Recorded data

━━━━━━

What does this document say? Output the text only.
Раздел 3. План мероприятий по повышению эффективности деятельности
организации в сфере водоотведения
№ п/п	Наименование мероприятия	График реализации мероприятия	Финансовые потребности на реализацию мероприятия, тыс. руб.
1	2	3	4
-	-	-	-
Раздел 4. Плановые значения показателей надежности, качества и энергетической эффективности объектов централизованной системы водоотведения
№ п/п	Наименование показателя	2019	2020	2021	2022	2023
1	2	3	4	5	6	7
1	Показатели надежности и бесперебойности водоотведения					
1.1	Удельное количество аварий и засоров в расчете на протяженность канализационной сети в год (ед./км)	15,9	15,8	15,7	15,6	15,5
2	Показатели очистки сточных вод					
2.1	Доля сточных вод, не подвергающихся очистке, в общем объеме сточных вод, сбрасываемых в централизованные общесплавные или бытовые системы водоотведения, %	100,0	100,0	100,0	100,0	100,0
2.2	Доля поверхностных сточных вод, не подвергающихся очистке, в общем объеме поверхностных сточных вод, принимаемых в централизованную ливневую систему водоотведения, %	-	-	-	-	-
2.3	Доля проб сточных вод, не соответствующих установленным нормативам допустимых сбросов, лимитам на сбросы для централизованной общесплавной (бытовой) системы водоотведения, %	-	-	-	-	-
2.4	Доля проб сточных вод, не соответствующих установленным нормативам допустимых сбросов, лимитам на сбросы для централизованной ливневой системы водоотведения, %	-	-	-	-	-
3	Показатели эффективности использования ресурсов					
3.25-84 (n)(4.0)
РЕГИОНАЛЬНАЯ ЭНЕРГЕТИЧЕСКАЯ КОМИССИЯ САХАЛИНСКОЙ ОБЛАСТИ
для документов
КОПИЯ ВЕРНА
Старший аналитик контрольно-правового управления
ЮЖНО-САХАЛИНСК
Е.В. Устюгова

━━━━━━

Your task is to repeat the data exactly; please include every line.

## [Written response]
What does this document say? Output the text only.
Раздел 3. План мероприятий по повышению эффективности деятельности
организации в сфере водоотведения
№ п/п	Наименование мероприятия	График реализации мероприятия	Финансовые потребности на реализацию мероприятия, тыс. руб.
1	2	3	4
-	-	-	-
Раздел 4. Плановые значения показателей надежности, качества и энергетической эффективности объектов централизованной системы водоотведения
№ п/п	Наименование показателя	2019	2020	2021	2022	2023
1	2	3	4	5	6	7
1	Показатели надежности и бесперебойности водоотведения					
1.1	Удельное количество аварий и засоров в расчете на протяженность канализационной сети в год (ед./км)	15,9	15,8	15,7	15,6	15,5
2	Показатели очистки сточных вод					
2.1	Доля сточных вод, не подвергающихся очистке, в общем объеме сточных вод, сбрасываемых в централизованные общесплавные или бытовые системы водоотведения, %	100,0	100,0	100,0	100,0	100,0
2.2	Доля поверхностных сточных вод, не подвергающихся очистке, в общем объеме поверхностных сточных вод, принимаемых в централизованную ливневую систему водоотведения, %	-	-	-	-	-
2.3	Доля проб сточных вод, не соответствующих установленным нормативам допустимых сбросов, лимитам на сбросы для централизованной общесплавной (бытовой) системы водоотведения, %	-	-	-	-	-
2.4	Доля проб сточных вод, не соответствующих установленным нормативам допустимых сбросов, лимитам на сбросы для централизованной ливневой системы водоотведения, %	-	-	-	-	-
3	Показатели эффективности использования ресурсов					
3.25-84 (n)(4.0)
РЕГИОНАЛЬНАЯ ЭНЕРГЕТИЧЕСКАЯ КОМИССИЯ САХАЛИНСКОЙ ОБЛАСТИ
для документов
КОПИЯ ВЕРНА
Старший аналитик контрольно-правового управления
ЮЖНО-САХАЛИНСК
Е.В. Устюгова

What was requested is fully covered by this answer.